__Exercise task__: Return all the data below as it stands, minus the pictures.

(Collection entries)

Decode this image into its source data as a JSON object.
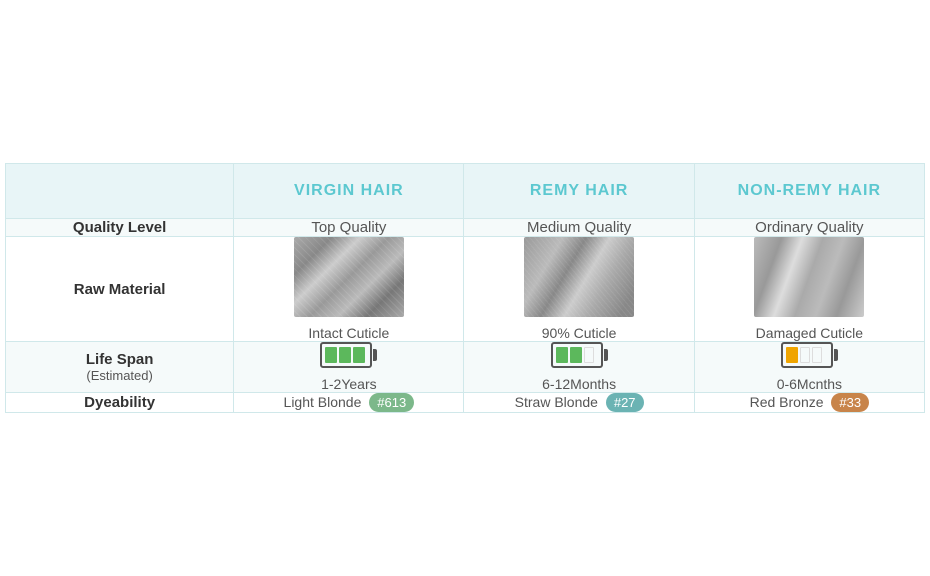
{
  "table": {
    "headers": {
      "empty": "",
      "col1": "VIRGIN HAIR",
      "col2": "REMY HAIR",
      "col3": "NON-REMY HAIR"
    },
    "rows": {
      "quality": {
        "label": "Quality Level",
        "col1": "Top Quality",
        "col2": "Medium Quality",
        "col3": "Ordinary Quality"
      },
      "material": {
        "label": "Raw Material",
        "col1_cuticle": "Intact Cuticle",
        "col2_cuticle": "90% Cuticle",
        "col3_cuticle": "Damaged Cuticle"
      },
      "lifespan": {
        "label": "Life Span",
        "sublabel": "(Estimated)",
        "col1": "1-2Years",
        "col2": "6-12Months",
        "col3": "0-6Mcnths"
      },
      "dyeability": {
        "label": "Dyeability",
        "col1_text": "Light Blonde",
        "col1_badge": "#613",
        "col2_text": "Straw Blonde",
        "col2_badge": "#27",
        "col3_text": "Red Bronze",
        "col3_badge": "#33"
      }
    }
  }
}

__Complete response__:
Decode this image into its source data as a JSON object.
{
  "table": {
    "headers": {
      "empty": "",
      "col1": "VIRGIN HAIR",
      "col2": "REMY HAIR",
      "col3": "NON-REMY HAIR"
    },
    "rows": {
      "quality": {
        "label": "Quality Level",
        "col1": "Top Quality",
        "col2": "Medium Quality",
        "col3": "Ordinary Quality"
      },
      "material": {
        "label": "Raw Material",
        "col1_cuticle": "Intact Cuticle",
        "col2_cuticle": "90% Cuticle",
        "col3_cuticle": "Damaged Cuticle"
      },
      "lifespan": {
        "label": "Life Span",
        "sublabel": "(Estimated)",
        "col1": "1-2Years",
        "col2": "6-12Months",
        "col3": "0-6Mcnths"
      },
      "dyeability": {
        "label": "Dyeability",
        "col1_text": "Light Blonde",
        "col1_badge": "#613",
        "col2_text": "Straw Blonde",
        "col2_badge": "#27",
        "col3_text": "Red Bronze",
        "col3_badge": "#33"
      }
    }
  }
}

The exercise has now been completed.